# [Given problem]
Repeat the records verbatim and leave the pictures out of your copy.

==== Extracted material

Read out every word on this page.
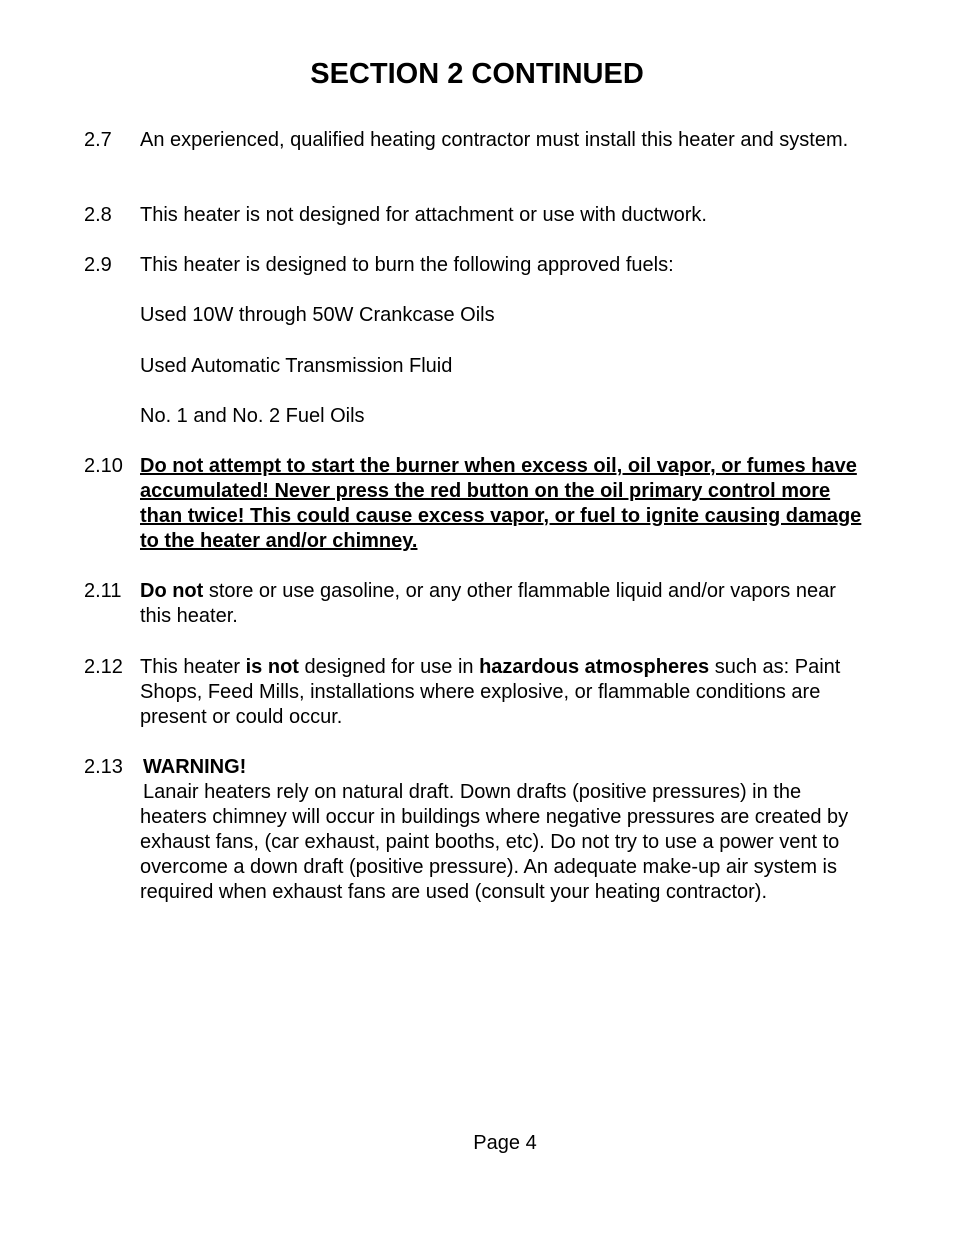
SECTION 2 CONTINUED
2.7 An experienced, qualified heating contractor must install this heater and system.
2.8 This heater is not designed for attachment or use with ductwork.
2.9 This heater is designed to burn the following approved fuels:
Used 10W through 50W Crankcase Oils
Used Automatic Transmission Fluid
No. 1 and No. 2 Fuel Oils
2.10 Do not attempt to start the burner when excess oil, oil vapor, or fumes have accumulated! Never press the red button on the oil primary control more than twice! This could cause excess vapor, or fuel to ignite causing damage to the heater and/or chimney.
2.11 Do not store or use gasoline, or any other flammable liquid and/or vapors near this heater.
2.12 This heater is not designed for use in hazardous atmospheres such as: Paint Shops, Feed Mills, installations where explosive, or flammable conditions are present or could occur.
2.13 WARNING!
Lanair heaters rely on natural draft. Down drafts (positive pressures) in the heaters chimney will occur in buildings where negative pressures are created by exhaust fans, (car exhaust, paint booths, etc). Do not try to use a power vent to overcome a down draft (positive pressure). An adequate make-up air system is required when exhaust fans are used (consult your heating contractor).
Page 4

========

# [Solution to the problem]
Read out every word on this page.
SECTION 2 CONTINUED
2.7 An experienced, qualified heating contractor must install this heater and system.
2.8 This heater is not designed for attachment or use with ductwork.
2.9 This heater is designed to burn the following approved fuels:
Used 10W through 50W Crankcase Oils
Used Automatic Transmission Fluid
No. 1 and No. 2 Fuel Oils
2.10 Do not attempt to start the burner when excess oil, oil vapor, or fumes have accumulated! Never press the red button on the oil primary control more than twice! This could cause excess vapor, or fuel to ignite causing damage to the heater and/or chimney.
2.11 Do not store or use gasoline, or any other flammable liquid and/or vapors near this heater.
2.12 This heater is not designed for use in hazardous atmospheres such as: Paint Shops, Feed Mills, installations where explosive, or flammable conditions are present or could occur.
2.13 WARNING!
Lanair heaters rely on natural draft. Down drafts (positive pressures) in the heaters chimney will occur in buildings where negative pressures are created by exhaust fans, (car exhaust, paint booths, etc). Do not try to use a power vent to overcome a down draft (positive pressure). An adequate make-up air system is required when exhaust fans are used (consult your heating contractor).
Page 4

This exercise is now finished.